• Task directions: Retype every entry word for word.

+++

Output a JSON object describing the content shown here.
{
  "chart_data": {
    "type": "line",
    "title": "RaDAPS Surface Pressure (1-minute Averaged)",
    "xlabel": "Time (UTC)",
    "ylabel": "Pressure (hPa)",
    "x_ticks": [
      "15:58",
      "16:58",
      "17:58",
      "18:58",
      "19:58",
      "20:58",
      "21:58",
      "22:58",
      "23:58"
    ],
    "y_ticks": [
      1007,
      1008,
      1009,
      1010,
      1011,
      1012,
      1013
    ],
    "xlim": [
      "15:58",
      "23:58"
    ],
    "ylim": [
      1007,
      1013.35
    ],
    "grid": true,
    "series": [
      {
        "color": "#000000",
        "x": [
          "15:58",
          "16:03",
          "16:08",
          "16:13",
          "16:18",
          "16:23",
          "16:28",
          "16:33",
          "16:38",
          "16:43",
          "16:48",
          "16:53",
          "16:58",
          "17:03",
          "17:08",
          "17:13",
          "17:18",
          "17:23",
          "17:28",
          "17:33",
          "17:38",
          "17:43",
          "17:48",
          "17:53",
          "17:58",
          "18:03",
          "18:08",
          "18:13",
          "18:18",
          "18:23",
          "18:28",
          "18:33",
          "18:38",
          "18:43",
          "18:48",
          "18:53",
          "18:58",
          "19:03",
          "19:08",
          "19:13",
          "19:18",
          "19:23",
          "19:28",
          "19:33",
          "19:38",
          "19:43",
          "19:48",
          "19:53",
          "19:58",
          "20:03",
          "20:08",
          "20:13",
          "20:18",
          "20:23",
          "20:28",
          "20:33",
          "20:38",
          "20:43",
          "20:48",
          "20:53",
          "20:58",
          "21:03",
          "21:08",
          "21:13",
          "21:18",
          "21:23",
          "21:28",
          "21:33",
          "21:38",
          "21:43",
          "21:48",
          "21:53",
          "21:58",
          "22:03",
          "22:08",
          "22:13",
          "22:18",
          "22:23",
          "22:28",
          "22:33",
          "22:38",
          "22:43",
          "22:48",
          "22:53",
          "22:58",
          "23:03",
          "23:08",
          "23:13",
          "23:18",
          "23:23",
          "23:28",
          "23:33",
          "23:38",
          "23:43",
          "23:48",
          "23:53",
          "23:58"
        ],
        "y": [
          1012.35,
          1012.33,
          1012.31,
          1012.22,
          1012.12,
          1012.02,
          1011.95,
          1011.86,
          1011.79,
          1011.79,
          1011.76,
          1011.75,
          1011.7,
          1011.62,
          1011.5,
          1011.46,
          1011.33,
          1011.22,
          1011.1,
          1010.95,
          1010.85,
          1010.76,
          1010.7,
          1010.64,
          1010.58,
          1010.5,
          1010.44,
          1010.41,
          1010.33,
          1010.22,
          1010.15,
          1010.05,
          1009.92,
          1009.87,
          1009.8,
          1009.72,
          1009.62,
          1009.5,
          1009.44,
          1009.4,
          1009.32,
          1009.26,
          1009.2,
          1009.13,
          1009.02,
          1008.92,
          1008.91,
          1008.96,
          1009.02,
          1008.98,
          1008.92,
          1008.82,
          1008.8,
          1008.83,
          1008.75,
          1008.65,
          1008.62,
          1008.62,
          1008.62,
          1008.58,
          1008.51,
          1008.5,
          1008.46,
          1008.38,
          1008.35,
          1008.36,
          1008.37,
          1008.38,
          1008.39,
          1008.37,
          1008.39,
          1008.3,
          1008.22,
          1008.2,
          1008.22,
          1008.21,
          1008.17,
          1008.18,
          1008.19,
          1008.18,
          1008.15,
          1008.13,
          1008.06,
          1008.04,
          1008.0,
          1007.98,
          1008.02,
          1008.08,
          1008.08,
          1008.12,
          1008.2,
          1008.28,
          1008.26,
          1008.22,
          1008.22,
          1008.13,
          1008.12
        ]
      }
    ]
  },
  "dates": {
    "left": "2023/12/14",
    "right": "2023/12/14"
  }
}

+++

• Correct output:
Output a JSON object describing the content shown here.
{
  "chart_data": {
    "type": "line",
    "title": "RaDAPS Surface Pressure (1-minute Averaged)",
    "xlabel": "Time (UTC)",
    "ylabel": "Pressure (hPa)",
    "x_ticks": [
      "15:58",
      "16:58",
      "17:58",
      "18:58",
      "19:58",
      "20:58",
      "21:58",
      "22:58",
      "23:58"
    ],
    "y_ticks": [
      1007,
      1008,
      1009,
      1010,
      1011,
      1012,
      1013
    ],
    "xlim": [
      "15:58",
      "23:58"
    ],
    "ylim": [
      1007,
      1013.35
    ],
    "grid": true,
    "series": [
      {
        "color": "#000000",
        "x": [
          "15:58",
          "16:03",
          "16:08",
          "16:13",
          "16:18",
          "16:23",
          "16:28",
          "16:33",
          "16:38",
          "16:43",
          "16:48",
          "16:53",
          "16:58",
          "17:03",
          "17:08",
          "17:13",
          "17:18",
          "17:23",
          "17:28",
          "17:33",
          "17:38",
          "17:43",
          "17:48",
          "17:53",
          "17:58",
          "18:03",
          "18:08",
          "18:13",
          "18:18",
          "18:23",
          "18:28",
          "18:33",
          "18:38",
          "18:43",
          "18:48",
          "18:53",
          "18:58",
          "19:03",
          "19:08",
          "19:13",
          "19:18",
          "19:23",
          "19:28",
          "19:33",
          "19:38",
          "19:43",
          "19:48",
          "19:53",
          "19:58",
          "20:03",
          "20:08",
          "20:13",
          "20:18",
          "20:23",
          "20:28",
          "20:33",
          "20:38",
          "20:43",
          "20:48",
          "20:53",
          "20:58",
          "21:03",
          "21:08",
          "21:13",
          "21:18",
          "21:23",
          "21:28",
          "21:33",
          "21:38",
          "21:43",
          "21:48",
          "21:53",
          "21:58",
          "22:03",
          "22:08",
          "22:13",
          "22:18",
          "22:23",
          "22:28",
          "22:33",
          "22:38",
          "22:43",
          "22:48",
          "22:53",
          "22:58",
          "23:03",
          "23:08",
          "23:13",
          "23:18",
          "23:23",
          "23:28",
          "23:33",
          "23:38",
          "23:43",
          "23:48",
          "23:53",
          "23:58"
        ],
        "y": [
          1012.35,
          1012.33,
          1012.31,
          1012.22,
          1012.12,
          1012.02,
          1011.95,
          1011.86,
          1011.79,
          1011.79,
          1011.76,
          1011.75,
          1011.7,
          1011.62,
          1011.5,
          1011.46,
          1011.33,
          1011.22,
          1011.1,
          1010.95,
          1010.85,
          1010.76,
          1010.7,
          1010.64,
          1010.58,
          1010.5,
          1010.44,
          1010.41,
          1010.33,
          1010.22,
          1010.15,
          1010.05,
          1009.92,
          1009.87,
          1009.8,
          1009.72,
          1009.62,
          1009.5,
          1009.44,
          1009.4,
          1009.32,
          1009.26,
          1009.2,
          1009.13,
          1009.02,
          1008.92,
          1008.91,
          1008.96,
          1009.02,
          1008.98,
          1008.92,
          1008.82,
          1008.8,
          1008.83,
          1008.75,
          1008.65,
          1008.62,
          1008.62,
          1008.62,
          1008.58,
          1008.51,
          1008.5,
          1008.46,
          1008.38,
          1008.35,
          1008.36,
          1008.37,
          1008.38,
          1008.39,
          1008.37,
          1008.39,
          1008.3,
          1008.22,
          1008.2,
          1008.22,
          1008.21,
          1008.17,
          1008.18,
          1008.19,
          1008.18,
          1008.15,
          1008.13,
          1008.06,
          1008.04,
          1008.0,
          1007.98,
          1008.02,
          1008.08,
          1008.08,
          1008.12,
          1008.2,
          1008.28,
          1008.26,
          1008.22,
          1008.22,
          1008.13,
          1008.12
        ]
      }
    ]
  },
  "dates": {
    "left": "2023/12/14",
    "right": "2023/12/14"
  }
}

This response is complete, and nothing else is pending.